▶ **WHAT YOU WILL DO**:
Hunt through the entries for the word "aquí" and copy each line in which it appears.

Page transcription dataset items:
=== Section Start ===

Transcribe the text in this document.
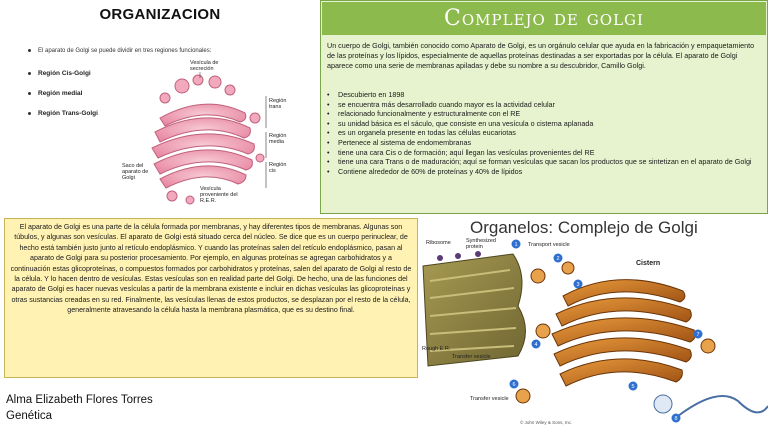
ORGANIZACION
El aparato de Golgi se puede dividir en tres regiones funcionales:
Región Cis-Golgi
Región medial
Región Trans-Golgi
Vesícula de secreción
Región trans
Región media
Región cis
Saco del aparato de Golgi
Vesícula proveniente del R.E.R.
Complejo de golgi
Un cuerpo de Golgi, también conocido como Aparato de Golgi, es un orgánulo celular que ayuda en la fabricación y empaquetamiento de las proteínas y los lípidos, especialmente de aquellas proteínas destinadas a ser exportadas por la célula. El aparato de Golgi aparece como una serie de membranas apiladas y debe su nombre a su descubridor, Camillo Golgi.
• Descubierto en 1898
• se encuentra más desarrollado cuando mayor es la actividad celular
• relacionado funcionalmente y estructuralmente con el RE
• su unidad básica es el sáculo, que consiste en una vesícula o cisterna aplanada
• es un organela presente en todas las células eucariotas
• Pertenece al sistema de endomembranas
• tiene una cara Cis o de formación; aquí llegan las vesículas provenientes del RE
• tiene una cara Trans o de maduración; aquí se forman vesículas que sacan los productos que se sintetizan en el aparato de Golgi
• Contiene alrededor de 60% de proteínas y 40% de lípidos
El aparato de Golgi es una parte de la célula formada por membranas, y hay diferentes tipos de membranas. Algunas son túbulos, y algunas son vesículas. El aparato de Golgi está situado cerca del núcleo. Se dice que es un cuerpo perinuclear, de hecho está también justo junto al retículo endoplásmico. Y cuando las proteínas salen del retículo endoplásmico, pasan al aparato de Golgi para su posterior procesamiento. Por ejemplo, en algunas proteínas se agregan carbohidratos y a continuación estas glicoproteínas, o compuestos formados por carbohidratos y proteínas, salen del aparato de Golgi al resto de la célula. Y lo hacen dentro de vesículas. Estas vesículas son en realidad parte del Golgi. De hecho, una de las funciones del aparato de Golgi es hacer nuevas vesículas a partir de la membrana existente e incluir en dichas vesículas las glicoproteínas y otras sustancias creadas en su red. Finalmente, las vesículas llenas de estos productos, se desplazan por el resto de la célula, generalmente atravesando la célula hasta la membrana plasmática, que es su destino final.
Alma Elizabeth Flores Torres
Genética
Organelos: Complejo de Golgi
1
2
3
4
5
6
7
8
Ribosome	Synthesized protein	Transport vesicle
Cistern
Rough E.R.
Transfer vesicle
Transfer vesicle
© John Wiley & Sons, Inc.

=== Section End ===

▶ **WRITTEN SOLUTION**:
• tiene una cara Cis o de formación; aquí llegan las vesículas provenientes del RE
• tiene una cara Trans o de maduración; aquí se forman vesículas que sacan los productos que se sintetizan en el aparato de Golgi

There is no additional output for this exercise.